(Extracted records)

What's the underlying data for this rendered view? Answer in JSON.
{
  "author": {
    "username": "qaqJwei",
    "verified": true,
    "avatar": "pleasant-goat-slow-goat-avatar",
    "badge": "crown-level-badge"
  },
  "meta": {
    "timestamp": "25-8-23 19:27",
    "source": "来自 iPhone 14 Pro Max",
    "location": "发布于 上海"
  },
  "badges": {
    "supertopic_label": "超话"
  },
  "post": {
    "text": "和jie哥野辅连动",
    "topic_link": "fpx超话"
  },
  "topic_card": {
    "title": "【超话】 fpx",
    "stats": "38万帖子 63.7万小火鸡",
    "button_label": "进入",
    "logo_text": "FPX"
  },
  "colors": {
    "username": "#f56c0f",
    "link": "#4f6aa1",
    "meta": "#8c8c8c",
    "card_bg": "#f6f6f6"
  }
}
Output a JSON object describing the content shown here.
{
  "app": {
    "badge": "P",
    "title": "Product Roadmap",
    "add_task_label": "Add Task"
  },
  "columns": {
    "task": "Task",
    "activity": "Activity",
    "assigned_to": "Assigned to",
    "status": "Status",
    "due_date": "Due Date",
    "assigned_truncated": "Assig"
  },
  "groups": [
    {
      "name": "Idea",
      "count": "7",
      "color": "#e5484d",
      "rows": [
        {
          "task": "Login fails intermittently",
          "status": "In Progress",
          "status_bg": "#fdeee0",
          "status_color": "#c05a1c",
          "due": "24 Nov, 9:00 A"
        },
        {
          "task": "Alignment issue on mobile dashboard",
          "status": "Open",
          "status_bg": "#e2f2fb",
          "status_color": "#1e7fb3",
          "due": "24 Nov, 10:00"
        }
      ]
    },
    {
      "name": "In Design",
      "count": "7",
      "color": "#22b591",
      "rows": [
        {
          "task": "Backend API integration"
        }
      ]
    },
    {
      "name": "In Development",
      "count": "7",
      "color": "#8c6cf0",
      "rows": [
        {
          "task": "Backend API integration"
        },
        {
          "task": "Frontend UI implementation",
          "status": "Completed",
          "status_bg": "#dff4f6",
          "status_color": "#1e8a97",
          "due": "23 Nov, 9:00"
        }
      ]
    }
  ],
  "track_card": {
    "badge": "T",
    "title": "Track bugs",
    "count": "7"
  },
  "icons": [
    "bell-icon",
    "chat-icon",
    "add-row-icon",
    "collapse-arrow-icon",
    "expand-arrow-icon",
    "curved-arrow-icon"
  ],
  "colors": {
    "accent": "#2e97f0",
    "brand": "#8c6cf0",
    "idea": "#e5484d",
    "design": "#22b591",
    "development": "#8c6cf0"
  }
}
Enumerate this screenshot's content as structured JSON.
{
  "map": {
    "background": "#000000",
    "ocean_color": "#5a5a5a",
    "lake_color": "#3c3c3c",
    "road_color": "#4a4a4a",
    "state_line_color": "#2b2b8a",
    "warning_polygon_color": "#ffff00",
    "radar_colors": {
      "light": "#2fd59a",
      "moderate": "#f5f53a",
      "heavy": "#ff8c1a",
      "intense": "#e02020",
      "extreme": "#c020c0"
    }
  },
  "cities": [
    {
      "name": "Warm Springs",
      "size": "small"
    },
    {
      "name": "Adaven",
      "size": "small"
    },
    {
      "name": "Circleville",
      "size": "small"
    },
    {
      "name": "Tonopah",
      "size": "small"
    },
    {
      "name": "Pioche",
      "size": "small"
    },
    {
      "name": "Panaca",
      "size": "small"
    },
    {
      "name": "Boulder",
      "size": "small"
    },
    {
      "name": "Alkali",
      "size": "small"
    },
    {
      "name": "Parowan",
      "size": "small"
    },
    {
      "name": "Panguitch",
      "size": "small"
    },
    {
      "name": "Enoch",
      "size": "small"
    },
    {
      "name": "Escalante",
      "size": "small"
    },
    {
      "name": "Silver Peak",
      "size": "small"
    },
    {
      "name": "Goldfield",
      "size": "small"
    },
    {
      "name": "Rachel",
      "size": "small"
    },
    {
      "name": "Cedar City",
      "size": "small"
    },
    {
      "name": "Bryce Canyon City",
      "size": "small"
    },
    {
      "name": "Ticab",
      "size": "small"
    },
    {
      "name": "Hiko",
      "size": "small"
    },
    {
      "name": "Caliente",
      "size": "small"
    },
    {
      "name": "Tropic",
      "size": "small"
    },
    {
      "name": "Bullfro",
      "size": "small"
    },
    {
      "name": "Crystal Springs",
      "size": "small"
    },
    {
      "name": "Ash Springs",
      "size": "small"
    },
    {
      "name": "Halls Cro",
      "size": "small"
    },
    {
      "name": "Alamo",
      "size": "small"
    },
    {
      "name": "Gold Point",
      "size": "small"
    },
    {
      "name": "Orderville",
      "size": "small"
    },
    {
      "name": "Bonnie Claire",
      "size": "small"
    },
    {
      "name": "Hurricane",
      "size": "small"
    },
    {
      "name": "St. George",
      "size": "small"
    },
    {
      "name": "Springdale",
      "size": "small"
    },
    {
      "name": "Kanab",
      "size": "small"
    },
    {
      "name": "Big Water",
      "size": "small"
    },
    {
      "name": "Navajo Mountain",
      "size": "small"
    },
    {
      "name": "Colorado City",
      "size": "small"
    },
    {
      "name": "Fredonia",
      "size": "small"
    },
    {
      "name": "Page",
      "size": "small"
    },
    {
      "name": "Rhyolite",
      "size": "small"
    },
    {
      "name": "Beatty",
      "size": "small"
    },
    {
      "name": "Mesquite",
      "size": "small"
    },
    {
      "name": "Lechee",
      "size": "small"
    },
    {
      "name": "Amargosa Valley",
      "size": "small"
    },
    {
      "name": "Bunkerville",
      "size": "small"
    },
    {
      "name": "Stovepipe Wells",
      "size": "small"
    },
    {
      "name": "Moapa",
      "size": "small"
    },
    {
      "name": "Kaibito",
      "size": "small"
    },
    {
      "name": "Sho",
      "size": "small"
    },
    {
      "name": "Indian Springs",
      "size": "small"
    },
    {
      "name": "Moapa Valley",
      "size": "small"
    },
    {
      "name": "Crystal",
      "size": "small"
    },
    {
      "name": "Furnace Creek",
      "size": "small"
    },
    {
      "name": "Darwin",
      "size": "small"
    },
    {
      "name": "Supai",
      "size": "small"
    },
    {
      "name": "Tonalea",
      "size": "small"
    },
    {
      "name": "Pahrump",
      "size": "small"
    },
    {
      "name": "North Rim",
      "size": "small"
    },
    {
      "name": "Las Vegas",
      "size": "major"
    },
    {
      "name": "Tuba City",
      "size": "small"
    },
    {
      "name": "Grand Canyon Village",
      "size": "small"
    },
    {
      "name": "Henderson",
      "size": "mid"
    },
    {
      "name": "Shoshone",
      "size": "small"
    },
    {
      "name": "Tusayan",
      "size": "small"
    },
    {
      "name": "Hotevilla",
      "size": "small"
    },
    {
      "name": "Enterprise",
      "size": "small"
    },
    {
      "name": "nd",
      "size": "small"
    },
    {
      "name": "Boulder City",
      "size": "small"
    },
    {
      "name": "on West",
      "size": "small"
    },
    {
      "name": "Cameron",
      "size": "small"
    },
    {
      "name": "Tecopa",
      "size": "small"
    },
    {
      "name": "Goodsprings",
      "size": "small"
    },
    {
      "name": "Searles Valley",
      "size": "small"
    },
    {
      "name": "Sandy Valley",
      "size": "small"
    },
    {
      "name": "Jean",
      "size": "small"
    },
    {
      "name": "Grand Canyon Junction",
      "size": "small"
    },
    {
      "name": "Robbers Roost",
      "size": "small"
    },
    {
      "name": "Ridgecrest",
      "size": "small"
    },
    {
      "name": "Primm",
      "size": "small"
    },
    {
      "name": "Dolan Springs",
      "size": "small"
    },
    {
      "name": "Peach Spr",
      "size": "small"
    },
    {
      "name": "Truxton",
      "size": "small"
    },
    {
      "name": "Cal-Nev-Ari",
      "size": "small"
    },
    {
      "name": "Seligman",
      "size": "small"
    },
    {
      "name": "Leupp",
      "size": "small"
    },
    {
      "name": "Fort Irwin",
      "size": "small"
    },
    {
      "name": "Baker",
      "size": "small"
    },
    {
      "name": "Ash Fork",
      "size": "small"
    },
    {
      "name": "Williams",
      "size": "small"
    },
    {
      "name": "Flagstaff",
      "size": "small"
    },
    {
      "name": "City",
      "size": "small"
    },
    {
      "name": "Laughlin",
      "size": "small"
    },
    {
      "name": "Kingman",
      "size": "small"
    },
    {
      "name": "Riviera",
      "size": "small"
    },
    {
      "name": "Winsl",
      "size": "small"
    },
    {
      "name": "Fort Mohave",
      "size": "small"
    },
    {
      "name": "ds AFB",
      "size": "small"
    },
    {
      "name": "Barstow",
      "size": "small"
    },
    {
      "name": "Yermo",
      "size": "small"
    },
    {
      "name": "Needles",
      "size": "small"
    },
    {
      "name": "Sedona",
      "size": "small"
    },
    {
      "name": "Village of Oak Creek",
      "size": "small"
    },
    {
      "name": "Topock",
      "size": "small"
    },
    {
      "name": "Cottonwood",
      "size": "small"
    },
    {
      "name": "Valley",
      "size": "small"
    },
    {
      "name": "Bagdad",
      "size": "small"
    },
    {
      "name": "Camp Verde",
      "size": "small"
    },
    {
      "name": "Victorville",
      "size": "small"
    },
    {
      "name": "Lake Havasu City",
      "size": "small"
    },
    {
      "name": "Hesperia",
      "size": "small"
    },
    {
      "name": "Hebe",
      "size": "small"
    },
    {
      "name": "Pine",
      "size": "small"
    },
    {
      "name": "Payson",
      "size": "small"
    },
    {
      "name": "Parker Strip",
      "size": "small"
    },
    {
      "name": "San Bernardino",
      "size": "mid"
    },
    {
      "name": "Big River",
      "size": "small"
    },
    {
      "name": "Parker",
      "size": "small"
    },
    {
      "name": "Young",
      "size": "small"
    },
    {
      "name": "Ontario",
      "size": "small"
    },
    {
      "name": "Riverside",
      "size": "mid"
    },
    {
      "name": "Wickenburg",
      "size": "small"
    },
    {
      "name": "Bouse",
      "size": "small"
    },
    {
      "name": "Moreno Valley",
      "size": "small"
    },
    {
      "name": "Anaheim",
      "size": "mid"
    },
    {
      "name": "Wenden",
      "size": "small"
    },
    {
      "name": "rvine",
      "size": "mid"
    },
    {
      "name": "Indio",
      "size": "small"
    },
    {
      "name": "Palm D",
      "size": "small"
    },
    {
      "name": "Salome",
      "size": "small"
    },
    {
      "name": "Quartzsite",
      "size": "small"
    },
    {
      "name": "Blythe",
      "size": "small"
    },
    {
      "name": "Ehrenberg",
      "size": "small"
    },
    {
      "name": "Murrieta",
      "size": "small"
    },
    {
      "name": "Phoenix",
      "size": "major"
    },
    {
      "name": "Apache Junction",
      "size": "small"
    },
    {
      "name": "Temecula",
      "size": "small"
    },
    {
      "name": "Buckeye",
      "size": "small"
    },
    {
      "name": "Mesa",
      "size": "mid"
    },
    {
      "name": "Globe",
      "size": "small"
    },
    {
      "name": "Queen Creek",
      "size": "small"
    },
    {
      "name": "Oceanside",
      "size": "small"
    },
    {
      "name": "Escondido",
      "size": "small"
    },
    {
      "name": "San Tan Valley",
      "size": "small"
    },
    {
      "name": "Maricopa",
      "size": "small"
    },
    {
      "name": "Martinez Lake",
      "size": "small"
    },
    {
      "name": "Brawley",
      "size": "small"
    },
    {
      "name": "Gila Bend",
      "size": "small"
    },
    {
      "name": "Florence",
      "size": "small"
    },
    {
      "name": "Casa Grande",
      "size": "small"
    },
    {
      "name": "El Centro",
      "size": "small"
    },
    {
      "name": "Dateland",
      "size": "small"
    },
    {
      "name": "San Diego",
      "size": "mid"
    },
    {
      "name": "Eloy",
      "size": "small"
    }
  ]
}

- AIM
Using the material above, copy every line in which the string "City" occurs.

- EXERCISE RESPONSE
      "name": "Cedar City",
      "name": "Bryce Canyon City",
      "name": "Colorado City",
      "name": "Tuba City",
      "name": "Boulder City",
      "name": "City",
      "name": "Lake Havasu City",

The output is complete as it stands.